══ RECORDS SHOWN ══
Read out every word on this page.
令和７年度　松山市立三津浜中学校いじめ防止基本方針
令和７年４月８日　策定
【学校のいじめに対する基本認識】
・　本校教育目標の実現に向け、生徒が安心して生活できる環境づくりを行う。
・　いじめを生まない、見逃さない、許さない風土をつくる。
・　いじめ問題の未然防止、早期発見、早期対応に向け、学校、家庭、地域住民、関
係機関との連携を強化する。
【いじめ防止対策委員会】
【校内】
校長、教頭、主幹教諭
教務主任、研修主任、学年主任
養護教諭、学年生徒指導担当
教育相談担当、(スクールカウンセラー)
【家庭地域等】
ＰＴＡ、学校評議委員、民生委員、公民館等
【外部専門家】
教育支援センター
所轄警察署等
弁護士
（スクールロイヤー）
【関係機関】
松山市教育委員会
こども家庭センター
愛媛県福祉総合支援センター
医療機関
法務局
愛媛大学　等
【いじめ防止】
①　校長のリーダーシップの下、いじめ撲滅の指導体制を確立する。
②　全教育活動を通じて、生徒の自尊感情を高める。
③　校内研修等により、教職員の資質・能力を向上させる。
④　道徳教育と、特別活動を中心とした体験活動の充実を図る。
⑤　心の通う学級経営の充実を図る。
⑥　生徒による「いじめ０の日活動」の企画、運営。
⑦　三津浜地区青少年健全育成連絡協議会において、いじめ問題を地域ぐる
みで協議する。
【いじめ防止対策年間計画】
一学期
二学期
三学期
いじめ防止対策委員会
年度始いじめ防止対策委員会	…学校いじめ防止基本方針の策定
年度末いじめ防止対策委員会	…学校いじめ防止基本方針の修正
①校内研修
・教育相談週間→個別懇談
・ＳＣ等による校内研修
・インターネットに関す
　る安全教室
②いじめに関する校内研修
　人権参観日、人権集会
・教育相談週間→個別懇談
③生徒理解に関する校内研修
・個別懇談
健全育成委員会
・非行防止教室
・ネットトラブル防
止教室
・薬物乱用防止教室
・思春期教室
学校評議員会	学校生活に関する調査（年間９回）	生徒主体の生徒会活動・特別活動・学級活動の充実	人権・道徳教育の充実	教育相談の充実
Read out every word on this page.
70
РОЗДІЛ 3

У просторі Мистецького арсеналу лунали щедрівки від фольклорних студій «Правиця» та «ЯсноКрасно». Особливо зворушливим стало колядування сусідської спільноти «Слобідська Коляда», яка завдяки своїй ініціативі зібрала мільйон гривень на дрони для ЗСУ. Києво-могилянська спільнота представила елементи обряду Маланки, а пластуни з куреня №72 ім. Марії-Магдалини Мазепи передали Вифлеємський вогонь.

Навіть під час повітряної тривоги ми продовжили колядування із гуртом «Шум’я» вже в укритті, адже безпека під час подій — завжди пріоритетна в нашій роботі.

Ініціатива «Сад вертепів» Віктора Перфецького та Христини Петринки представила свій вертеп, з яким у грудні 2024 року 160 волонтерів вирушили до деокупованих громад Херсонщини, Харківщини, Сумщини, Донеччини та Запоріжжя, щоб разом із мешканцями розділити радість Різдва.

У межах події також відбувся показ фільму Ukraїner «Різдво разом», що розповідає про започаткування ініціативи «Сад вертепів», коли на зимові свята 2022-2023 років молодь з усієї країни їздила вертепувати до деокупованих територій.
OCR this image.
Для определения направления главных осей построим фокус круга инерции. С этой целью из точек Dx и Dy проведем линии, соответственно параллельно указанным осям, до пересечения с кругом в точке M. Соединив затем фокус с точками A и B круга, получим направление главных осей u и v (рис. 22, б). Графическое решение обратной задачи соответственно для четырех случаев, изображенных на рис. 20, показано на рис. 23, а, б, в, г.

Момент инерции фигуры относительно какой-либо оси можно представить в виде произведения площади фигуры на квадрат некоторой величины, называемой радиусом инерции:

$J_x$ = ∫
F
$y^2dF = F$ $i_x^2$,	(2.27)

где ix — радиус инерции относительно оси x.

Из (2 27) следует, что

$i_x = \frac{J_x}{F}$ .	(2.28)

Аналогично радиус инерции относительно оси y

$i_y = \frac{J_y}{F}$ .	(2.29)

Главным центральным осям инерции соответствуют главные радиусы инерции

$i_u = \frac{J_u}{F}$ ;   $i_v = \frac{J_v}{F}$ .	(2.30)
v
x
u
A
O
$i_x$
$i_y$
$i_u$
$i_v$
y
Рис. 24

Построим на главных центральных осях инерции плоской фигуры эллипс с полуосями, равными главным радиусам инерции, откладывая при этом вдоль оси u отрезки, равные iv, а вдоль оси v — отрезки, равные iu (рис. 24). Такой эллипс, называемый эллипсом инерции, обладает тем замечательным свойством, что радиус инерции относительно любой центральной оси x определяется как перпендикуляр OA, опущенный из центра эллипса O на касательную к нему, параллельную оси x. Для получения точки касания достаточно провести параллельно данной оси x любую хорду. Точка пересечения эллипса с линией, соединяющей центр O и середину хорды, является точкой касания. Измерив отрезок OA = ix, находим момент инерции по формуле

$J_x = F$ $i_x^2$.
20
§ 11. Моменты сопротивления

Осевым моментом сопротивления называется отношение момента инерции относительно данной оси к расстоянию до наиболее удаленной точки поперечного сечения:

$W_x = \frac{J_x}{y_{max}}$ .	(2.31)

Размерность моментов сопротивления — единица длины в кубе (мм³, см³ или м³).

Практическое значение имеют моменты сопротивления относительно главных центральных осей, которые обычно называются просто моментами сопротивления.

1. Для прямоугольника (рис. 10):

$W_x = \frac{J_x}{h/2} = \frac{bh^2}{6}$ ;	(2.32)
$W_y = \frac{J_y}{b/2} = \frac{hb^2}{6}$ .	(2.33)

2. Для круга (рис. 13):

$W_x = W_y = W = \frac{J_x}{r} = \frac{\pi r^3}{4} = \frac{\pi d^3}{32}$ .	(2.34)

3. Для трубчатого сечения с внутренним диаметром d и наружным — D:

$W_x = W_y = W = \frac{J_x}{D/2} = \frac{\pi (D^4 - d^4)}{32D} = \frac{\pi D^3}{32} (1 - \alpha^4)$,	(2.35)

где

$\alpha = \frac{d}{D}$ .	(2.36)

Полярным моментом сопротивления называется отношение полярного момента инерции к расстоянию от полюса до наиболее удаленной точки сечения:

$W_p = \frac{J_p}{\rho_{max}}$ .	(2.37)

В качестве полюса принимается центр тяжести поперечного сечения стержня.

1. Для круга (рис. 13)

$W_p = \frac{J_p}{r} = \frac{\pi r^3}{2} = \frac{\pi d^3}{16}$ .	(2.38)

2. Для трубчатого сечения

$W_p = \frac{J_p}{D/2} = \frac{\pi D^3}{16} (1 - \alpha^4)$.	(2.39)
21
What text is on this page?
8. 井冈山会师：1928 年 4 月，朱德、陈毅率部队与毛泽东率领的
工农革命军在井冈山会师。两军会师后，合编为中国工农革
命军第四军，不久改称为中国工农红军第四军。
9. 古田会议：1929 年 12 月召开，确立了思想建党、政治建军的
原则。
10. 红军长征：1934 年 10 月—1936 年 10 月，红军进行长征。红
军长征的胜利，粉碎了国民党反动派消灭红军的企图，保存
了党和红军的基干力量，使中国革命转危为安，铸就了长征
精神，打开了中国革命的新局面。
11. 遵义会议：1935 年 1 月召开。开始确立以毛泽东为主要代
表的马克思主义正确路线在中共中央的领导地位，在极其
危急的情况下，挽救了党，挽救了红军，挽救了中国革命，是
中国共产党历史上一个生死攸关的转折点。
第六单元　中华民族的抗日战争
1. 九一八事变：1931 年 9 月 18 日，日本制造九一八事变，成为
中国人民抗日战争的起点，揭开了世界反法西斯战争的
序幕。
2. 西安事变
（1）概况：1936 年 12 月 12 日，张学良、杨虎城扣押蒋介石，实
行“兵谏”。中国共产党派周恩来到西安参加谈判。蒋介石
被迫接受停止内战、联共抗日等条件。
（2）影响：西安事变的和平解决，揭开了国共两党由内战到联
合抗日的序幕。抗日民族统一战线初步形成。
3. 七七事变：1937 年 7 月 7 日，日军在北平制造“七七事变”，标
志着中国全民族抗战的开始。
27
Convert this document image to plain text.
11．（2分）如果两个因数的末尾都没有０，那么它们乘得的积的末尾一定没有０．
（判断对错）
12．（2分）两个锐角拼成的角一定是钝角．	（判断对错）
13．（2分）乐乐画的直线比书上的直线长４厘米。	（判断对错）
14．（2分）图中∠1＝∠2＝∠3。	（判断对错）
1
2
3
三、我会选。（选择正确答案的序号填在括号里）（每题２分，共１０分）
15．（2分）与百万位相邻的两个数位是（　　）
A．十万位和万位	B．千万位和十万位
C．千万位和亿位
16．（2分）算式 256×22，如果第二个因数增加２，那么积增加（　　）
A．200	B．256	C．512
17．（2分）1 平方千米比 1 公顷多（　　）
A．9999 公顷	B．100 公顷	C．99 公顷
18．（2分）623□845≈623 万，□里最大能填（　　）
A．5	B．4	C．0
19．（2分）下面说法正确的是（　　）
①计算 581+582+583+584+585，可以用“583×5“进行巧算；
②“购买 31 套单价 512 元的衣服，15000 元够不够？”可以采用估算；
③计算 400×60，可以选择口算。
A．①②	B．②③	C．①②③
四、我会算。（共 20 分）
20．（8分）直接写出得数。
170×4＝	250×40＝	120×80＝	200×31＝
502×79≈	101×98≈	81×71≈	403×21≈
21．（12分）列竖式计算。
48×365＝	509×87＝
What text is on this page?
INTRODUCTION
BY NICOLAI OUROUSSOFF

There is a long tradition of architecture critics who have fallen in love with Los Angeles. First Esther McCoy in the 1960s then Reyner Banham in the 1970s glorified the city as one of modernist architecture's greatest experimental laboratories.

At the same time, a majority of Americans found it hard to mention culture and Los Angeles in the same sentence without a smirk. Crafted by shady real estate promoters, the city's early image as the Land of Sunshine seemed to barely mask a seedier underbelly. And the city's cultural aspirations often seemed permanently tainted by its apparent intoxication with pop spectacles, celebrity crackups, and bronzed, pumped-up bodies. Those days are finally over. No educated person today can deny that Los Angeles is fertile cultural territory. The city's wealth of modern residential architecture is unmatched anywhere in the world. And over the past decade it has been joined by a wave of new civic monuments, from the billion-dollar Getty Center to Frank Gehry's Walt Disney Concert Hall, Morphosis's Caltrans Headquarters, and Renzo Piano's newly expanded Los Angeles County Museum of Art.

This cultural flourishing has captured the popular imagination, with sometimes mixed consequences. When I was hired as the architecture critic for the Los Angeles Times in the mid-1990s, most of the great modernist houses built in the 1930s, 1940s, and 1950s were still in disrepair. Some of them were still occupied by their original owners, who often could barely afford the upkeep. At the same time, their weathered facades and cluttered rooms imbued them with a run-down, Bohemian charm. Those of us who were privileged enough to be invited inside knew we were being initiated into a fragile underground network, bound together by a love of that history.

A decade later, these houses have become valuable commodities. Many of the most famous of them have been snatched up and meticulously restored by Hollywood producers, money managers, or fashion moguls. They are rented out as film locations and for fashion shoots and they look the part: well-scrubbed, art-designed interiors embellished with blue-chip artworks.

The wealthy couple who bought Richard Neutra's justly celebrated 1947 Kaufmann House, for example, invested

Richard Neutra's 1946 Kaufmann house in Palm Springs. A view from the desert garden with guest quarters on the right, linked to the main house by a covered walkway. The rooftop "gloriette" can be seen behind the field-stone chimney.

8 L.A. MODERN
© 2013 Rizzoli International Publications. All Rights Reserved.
═══
### THE TASK
Using the records above, pull out each line where the word "осей" occurs.

### IN RESPONSE
Для определения направления главных осей построим фокус круга инерции. С этой целью из точек Dx и Dy проведем линии, соответственно параллельно указанным осям, до пересечения с кругом в точке M. Соединив затем фокус с точками A и B круга, получим направление главных осей u и v (рис. 22, б). Графическое решение обратной задачи соответственно для четырех случаев, изображенных на рис. 20, показано на рис. 23, а, б, в, г.
Практическое значение имеют моменты сопротивления относительно главных центральных осей, которые обычно называются просто моментами сопротивления.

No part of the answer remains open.